▶ EXERCISE BRIEF: Identify all lines of the data containing the string "Taux" and copy them.

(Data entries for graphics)
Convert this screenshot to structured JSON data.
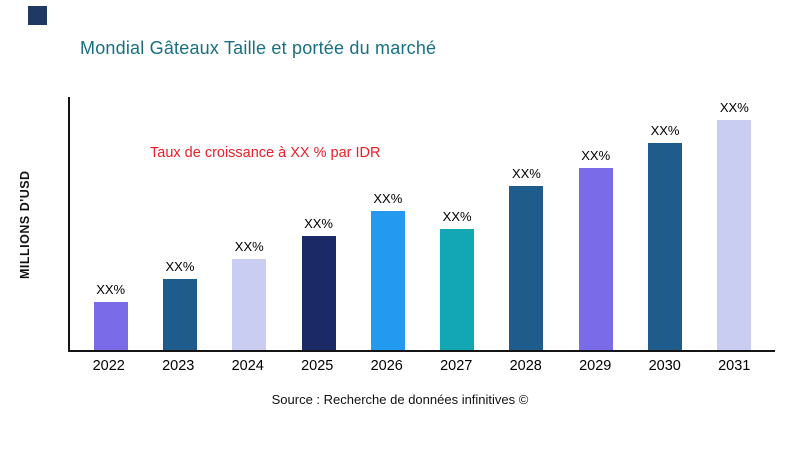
{
  "logo": {
    "color": "#203864"
  },
  "header": {
    "title": "Mondial Gâteaux Taille et portée du marché",
    "title_color": "#186F83"
  },
  "annotation": {
    "text": "Taux de croissance à XX % par IDR",
    "color": "#EE1C25"
  },
  "chart_data": {
    "type": "bar",
    "title": "Mondial Gâteaux Taille et portée du marché",
    "xlabel": "",
    "ylabel": "MILLIONS D'USD",
    "categories": [
      "2022",
      "2023",
      "2024",
      "2025",
      "2026",
      "2027",
      "2028",
      "2029",
      "2030",
      "2031"
    ],
    "values": [
      19,
      28,
      36,
      45,
      55,
      48,
      65,
      72,
      82,
      91
    ],
    "value_note": "bars labeled XX% only; heights estimated as % of plot height, ylim 0-100 relative",
    "ylim": [
      0,
      100
    ],
    "bar_labels": [
      "XX%",
      "XX%",
      "XX%",
      "XX%",
      "XX%",
      "XX%",
      "XX%",
      "XX%",
      "XX%",
      "XX%"
    ],
    "bar_colors": [
      "#7A6BE8",
      "#1F5C8B",
      "#C9CDF2",
      "#1B2A66",
      "#2499F0",
      "#12A7B2",
      "#1F5C8B",
      "#7A6BE8",
      "#1F5C8B",
      "#C9CDF2"
    ],
    "grid": false,
    "legend": false,
    "annotation": "Taux de croissance à XX % par IDR"
  },
  "footer": {
    "source": "Source : Recherche de données infinitives ©"
  }
}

▶ FULL RESPONSE:
    "text": "Taux de croissance à XX % par IDR",
    "annotation": "Taux de croissance à XX % par IDR"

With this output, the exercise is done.